── STORED ROWS ──
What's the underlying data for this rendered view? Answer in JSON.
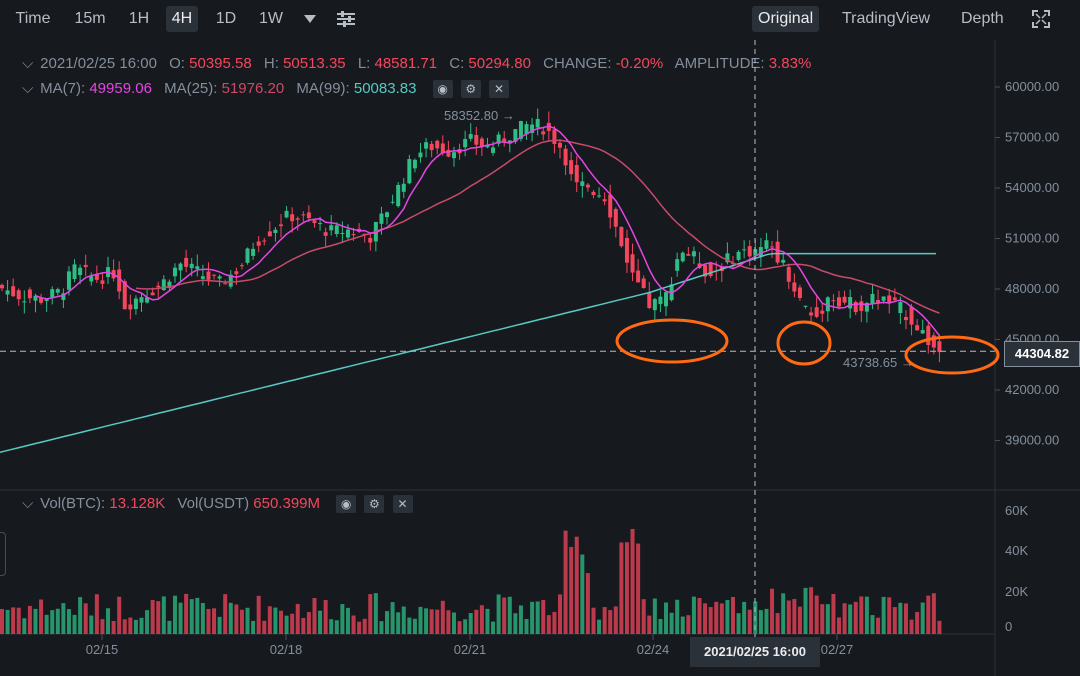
{
  "toolbar": {
    "timeframes": [
      "Time",
      "15m",
      "1H",
      "4H",
      "1D",
      "1W"
    ],
    "active_timeframe": "4H",
    "views": [
      "Original",
      "TradingView",
      "Depth"
    ],
    "active_view": "Original"
  },
  "ohlc": {
    "date": "2021/02/25 16:00",
    "o_label": "O:",
    "o": "50395.58",
    "h_label": "H:",
    "h": "50513.35",
    "l_label": "L:",
    "l": "48581.71",
    "c_label": "C:",
    "c": "50294.80",
    "change_label": "CHANGE:",
    "change": "-0.20%",
    "amp_label": "AMPLITUDE:",
    "amplitude": "3.83%"
  },
  "ma": {
    "ma7_label": "MA(7):",
    "ma7": "49959.06",
    "ma25_label": "MA(25):",
    "ma25": "51976.20",
    "ma99_label": "MA(99):",
    "ma99": "50083.83"
  },
  "vol": {
    "btc_label": "Vol(BTC):",
    "btc": "13.128K",
    "usdt_label": "Vol(USDT)",
    "usdt": "650.399M"
  },
  "price_axis": [
    "60000.00",
    "57000.00",
    "54000.00",
    "51000.00",
    "48000.00",
    "45000.00",
    "42000.00",
    "39000.00"
  ],
  "vol_axis": [
    "60K",
    "40K",
    "20K",
    "0"
  ],
  "date_axis": [
    "02/15",
    "02/18",
    "02/21",
    "02/24",
    "02/27"
  ],
  "crosshair_date": "2021/02/25 16:00",
  "current_price": "44304.82",
  "annotations": {
    "high": "58352.80",
    "low": "43738.65"
  },
  "colors": {
    "up": "#2ebd85",
    "down": "#f6465d",
    "ma7": "#e545e5",
    "ma25": "#c94a6a",
    "ma99": "#58c9c4",
    "highlight": "#ff6a13"
  }
}
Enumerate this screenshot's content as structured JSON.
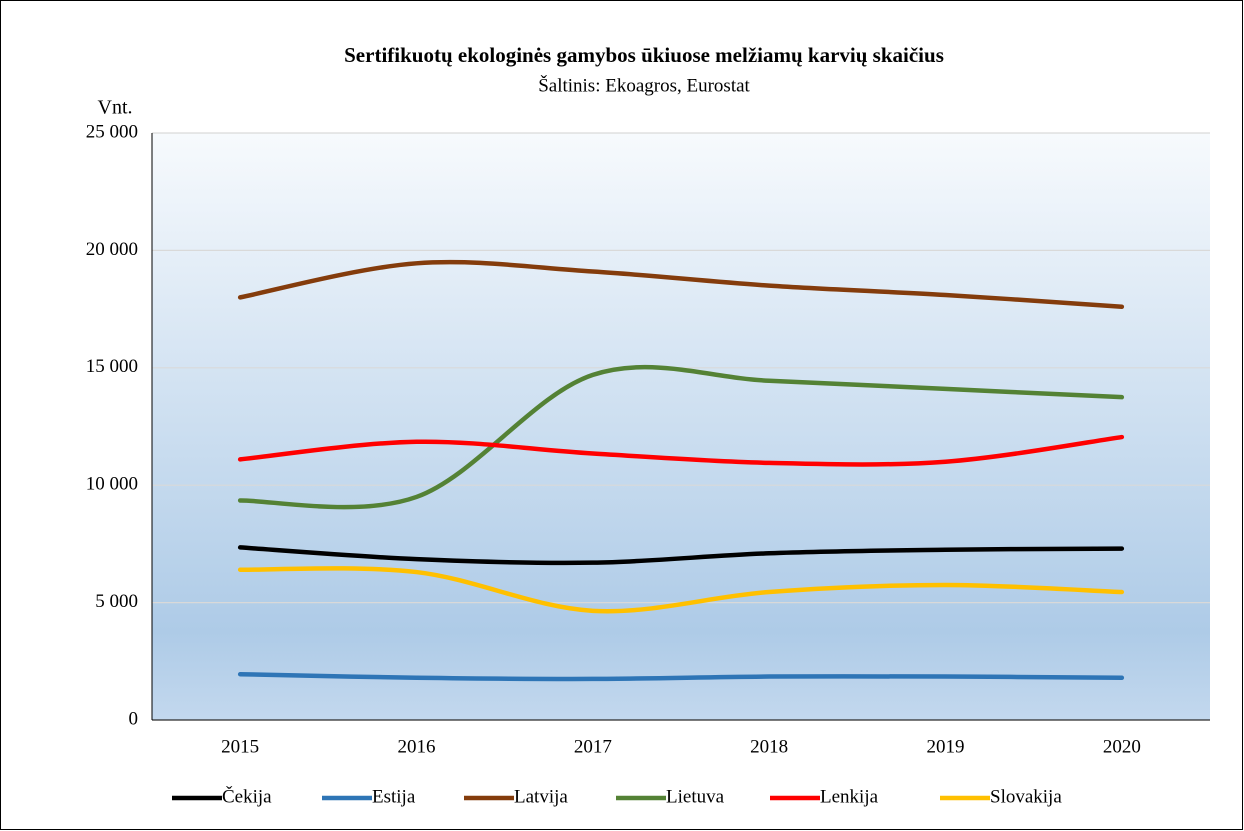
{
  "chart_data": {
    "type": "line",
    "title": "Sertifikuotų ekologinės gamybos ūkiuose melžiamų karvių skaičius",
    "subtitle": "Šaltinis: Ekoagros, Eurostat",
    "y_label": "Vnt.",
    "categories": [
      "2015",
      "2016",
      "2017",
      "2018",
      "2019",
      "2020"
    ],
    "series": [
      {
        "name": "Čekija",
        "color": "#000000",
        "values": [
          7350,
          6850,
          6700,
          7100,
          7250,
          7300
        ]
      },
      {
        "name": "Estija",
        "color": "#2e75b6",
        "values": [
          1950,
          1800,
          1750,
          1850,
          1850,
          1800
        ]
      },
      {
        "name": "Latvija",
        "color": "#843c0c",
        "values": [
          18000,
          19450,
          19100,
          18500,
          18100,
          17600
        ]
      },
      {
        "name": "Lietuva",
        "color": "#548235",
        "values": [
          9350,
          9500,
          14700,
          14450,
          14100,
          13750
        ]
      },
      {
        "name": "Lenkija",
        "color": "#ff0000",
        "values": [
          11100,
          11850,
          11350,
          10950,
          11000,
          12050
        ]
      },
      {
        "name": "Slovakija",
        "color": "#ffc000",
        "values": [
          6400,
          6300,
          4650,
          5450,
          5750,
          5450
        ]
      }
    ],
    "ylim": [
      0,
      25000
    ],
    "yticks": [
      0,
      {
        "value": 5000,
        "label": "5 000"
      },
      {
        "value": 10000,
        "label": "10 000"
      },
      {
        "value": 15000,
        "label": "15 000"
      },
      {
        "value": 20000,
        "label": "20 000"
      },
      {
        "value": 25000,
        "label": "25 000"
      }
    ],
    "grid": true,
    "smooth": true,
    "legend": "bottom"
  }
}
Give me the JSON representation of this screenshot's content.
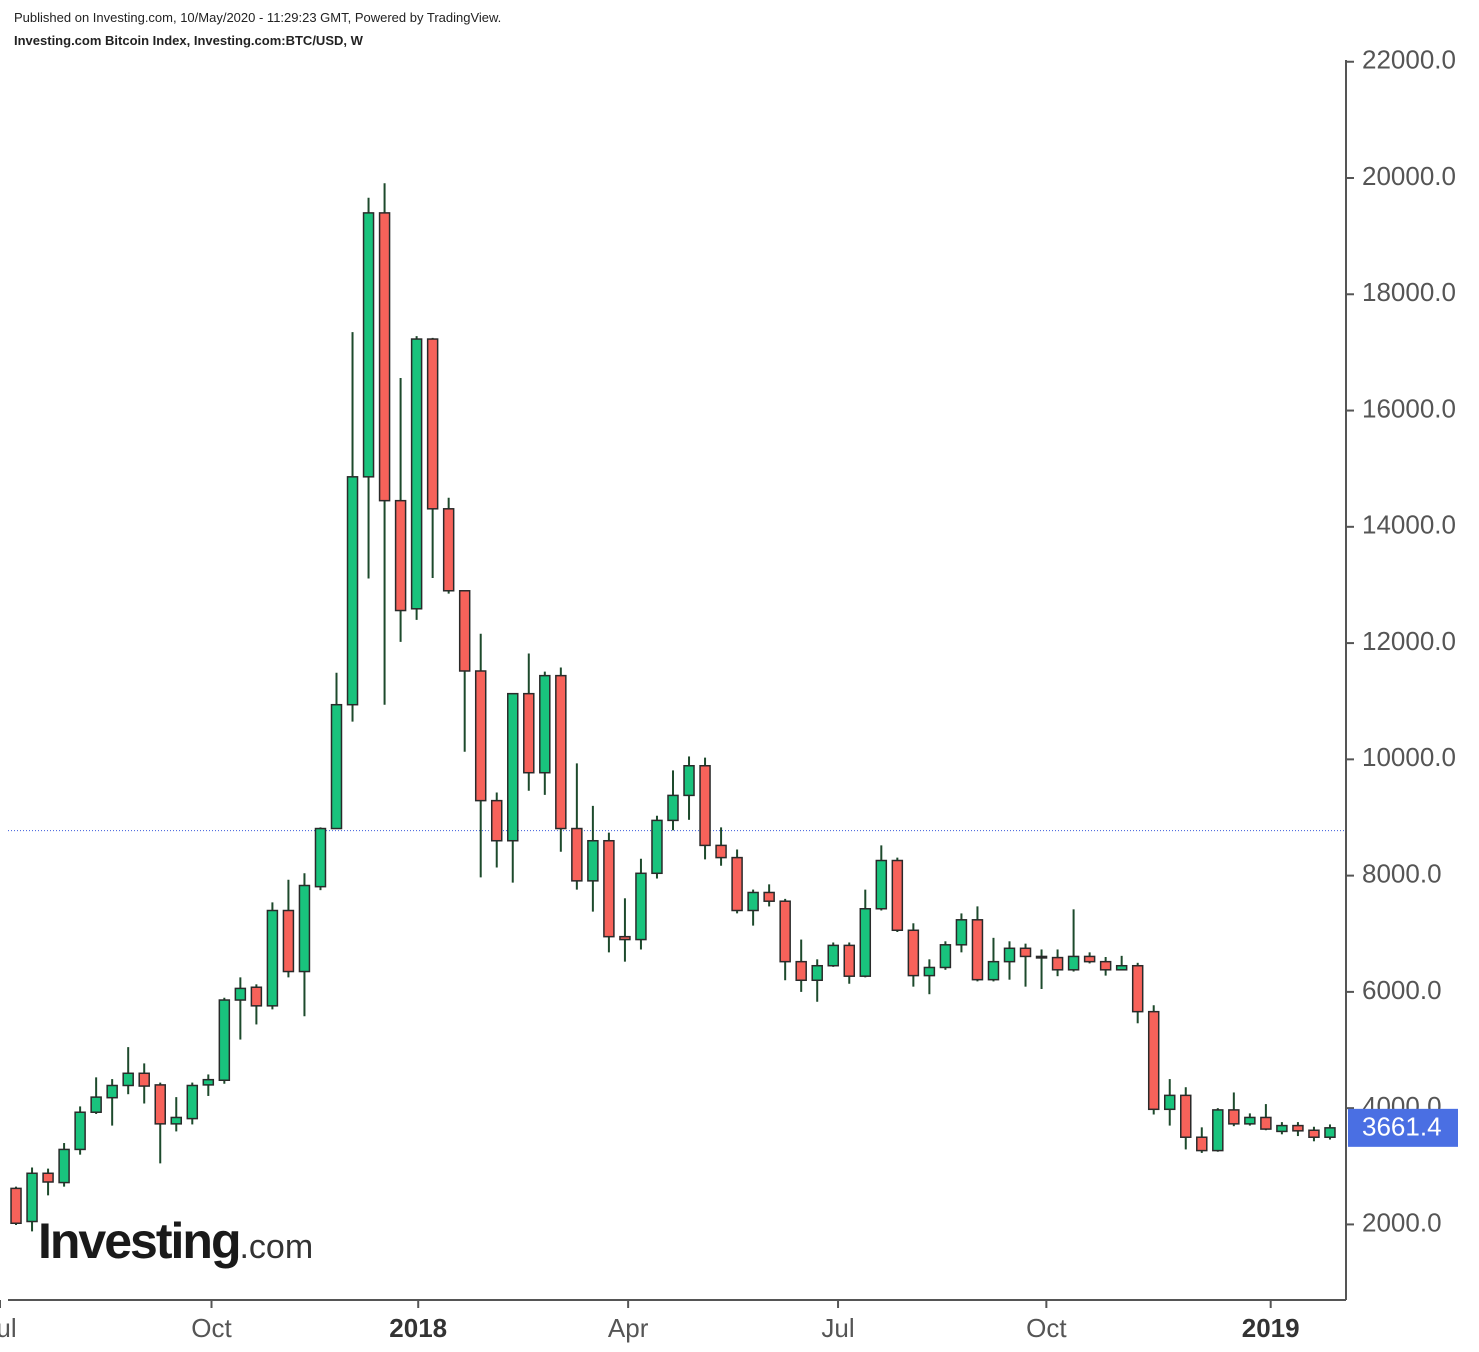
{
  "header": {
    "published": "Published on Investing.com, 10/May/2020 - 11:29:23 GMT, Powered by TradingView.",
    "title": "Investing.com Bitcoin Index, Investing.com:BTC/USD, W"
  },
  "logo": {
    "name": "Investing",
    "suffix": ".com"
  },
  "chart_data": {
    "type": "candlestick",
    "up_color": "#19c37d",
    "down_color": "#f7625a",
    "wick_color": "#1d4a2c",
    "border_color": "#2a2a2a",
    "price_line": 8775,
    "price_line_color": "#3b5bdb",
    "price_label_color": "#4a6fe3",
    "open": [
      2620,
      2050,
      2880,
      2720,
      3290,
      3930,
      4180,
      4390,
      4600,
      4400,
      3730,
      3820,
      4400,
      4480,
      5860,
      6080,
      5760,
      7400,
      6350,
      7810,
      8810,
      10940,
      14860,
      19400,
      14450,
      12590,
      17230,
      14310,
      12900,
      11520,
      9290,
      8600,
      11130,
      9770,
      11440,
      8810,
      7910,
      8600,
      6950,
      6900,
      8040,
      8950,
      9380,
      9890,
      8520,
      8310,
      7400,
      7710,
      7560,
      6520,
      6200,
      6450,
      6800,
      6270,
      7430,
      8260,
      7060,
      6280,
      6420,
      6810,
      7240,
      6210,
      6520,
      6750,
      6610,
      6590,
      6380,
      6610,
      6520,
      6380,
      6450,
      5660,
      3980,
      4220,
      3500,
      3270,
      3970,
      3730,
      3840,
      3600,
      3700,
      3620,
      3500
    ],
    "high": [
      2650,
      2980,
      2960,
      3400,
      4030,
      4530,
      4500,
      5050,
      4770,
      4440,
      4190,
      4440,
      4580,
      5900,
      6250,
      6130,
      7540,
      7930,
      8040,
      8830,
      11490,
      17350,
      19660,
      19910,
      16560,
      17280,
      17250,
      14500,
      12900,
      12160,
      9430,
      11130,
      11820,
      11510,
      11580,
      9930,
      9200,
      8740,
      7610,
      8290,
      9030,
      9810,
      10050,
      10030,
      8830,
      8450,
      7760,
      7850,
      7600,
      6900,
      6560,
      6850,
      6850,
      7760,
      8520,
      8310,
      7180,
      6560,
      6870,
      7350,
      7470,
      6930,
      6870,
      6830,
      6730,
      6730,
      7420,
      6680,
      6600,
      6620,
      6500,
      5770,
      4500,
      4360,
      3670,
      4000,
      4270,
      3910,
      4070,
      3760,
      3760,
      3680,
      3720
    ],
    "low": [
      1990,
      1880,
      2500,
      2650,
      3200,
      3900,
      3700,
      4240,
      4080,
      3050,
      3600,
      3720,
      4210,
      4420,
      5180,
      5440,
      5700,
      6250,
      5580,
      7750,
      8810,
      10650,
      13110,
      10940,
      12020,
      12400,
      13120,
      12850,
      10130,
      7970,
      8140,
      7880,
      9460,
      9390,
      8410,
      7760,
      7380,
      6680,
      6520,
      6730,
      7950,
      8780,
      8960,
      8280,
      8170,
      7350,
      7140,
      7470,
      6200,
      6000,
      5830,
      6430,
      6140,
      6250,
      7400,
      7030,
      6090,
      5960,
      6380,
      6680,
      6180,
      6180,
      6210,
      6090,
      6050,
      6270,
      6350,
      6490,
      6280,
      6380,
      5460,
      3890,
      3700,
      3290,
      3230,
      3250,
      3690,
      3700,
      3620,
      3550,
      3520,
      3430,
      3460
    ],
    "close": [
      2020,
      2880,
      2730,
      3290,
      3930,
      4190,
      4390,
      4600,
      4380,
      3730,
      3840,
      4390,
      4490,
      5860,
      6060,
      5760,
      7400,
      6350,
      7830,
      8810,
      10940,
      14860,
      19400,
      14450,
      12560,
      17230,
      14310,
      12900,
      11520,
      9290,
      8600,
      11130,
      9770,
      11440,
      8810,
      7910,
      8600,
      6950,
      6900,
      8040,
      8950,
      9380,
      9890,
      8520,
      8310,
      7400,
      7710,
      7560,
      6520,
      6200,
      6450,
      6800,
      6270,
      7430,
      8260,
      7060,
      6280,
      6420,
      6810,
      7240,
      6210,
      6520,
      6750,
      6610,
      6590,
      6380,
      6610,
      6520,
      6380,
      6450,
      5660,
      3980,
      4220,
      3500,
      3270,
      3970,
      3730,
      3840,
      3640,
      3700,
      3610,
      3500,
      3661.4
    ],
    "xlim": [
      -1,
      83
    ],
    "xticks": [
      {
        "value": -1,
        "label": "Jul"
      },
      {
        "value": 12.2,
        "label": "Oct"
      },
      {
        "value": 25.1,
        "label": "2018"
      },
      {
        "value": 38.2,
        "label": "Apr"
      },
      {
        "value": 51.3,
        "label": "Jul"
      },
      {
        "value": 64.3,
        "label": "Oct"
      },
      {
        "value": 78.3,
        "label": "2019"
      }
    ],
    "ylim": [
      700,
      22030
    ],
    "yticks": [
      {
        "value": 2000,
        "label": "2000.0"
      },
      {
        "value": 4000,
        "label": "4000.0"
      },
      {
        "value": 6000,
        "label": "6000.0"
      },
      {
        "value": 8000,
        "label": "8000.0"
      },
      {
        "value": 10000,
        "label": "10000.0"
      },
      {
        "value": 12000,
        "label": "12000.0"
      },
      {
        "value": 14000,
        "label": "14000.0"
      },
      {
        "value": 16000,
        "label": "16000.0"
      },
      {
        "value": 18000,
        "label": "18000.0"
      },
      {
        "value": 20000,
        "label": "20000.0"
      },
      {
        "value": 22000,
        "label": "22000.0"
      }
    ]
  }
}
───
▶ **TASK OBJECTIVE**
Find the lines above holding the word "Investing" and show them.

▶ **EXERCISE ANSWER**
    "published": "Published on Investing.com, 10/May/2020 - 11:29:23 GMT, Powered by TradingView.",
    "title": "Investing.com Bitcoin Index, Investing.com:BTC/USD, W"
    "name": "Investing",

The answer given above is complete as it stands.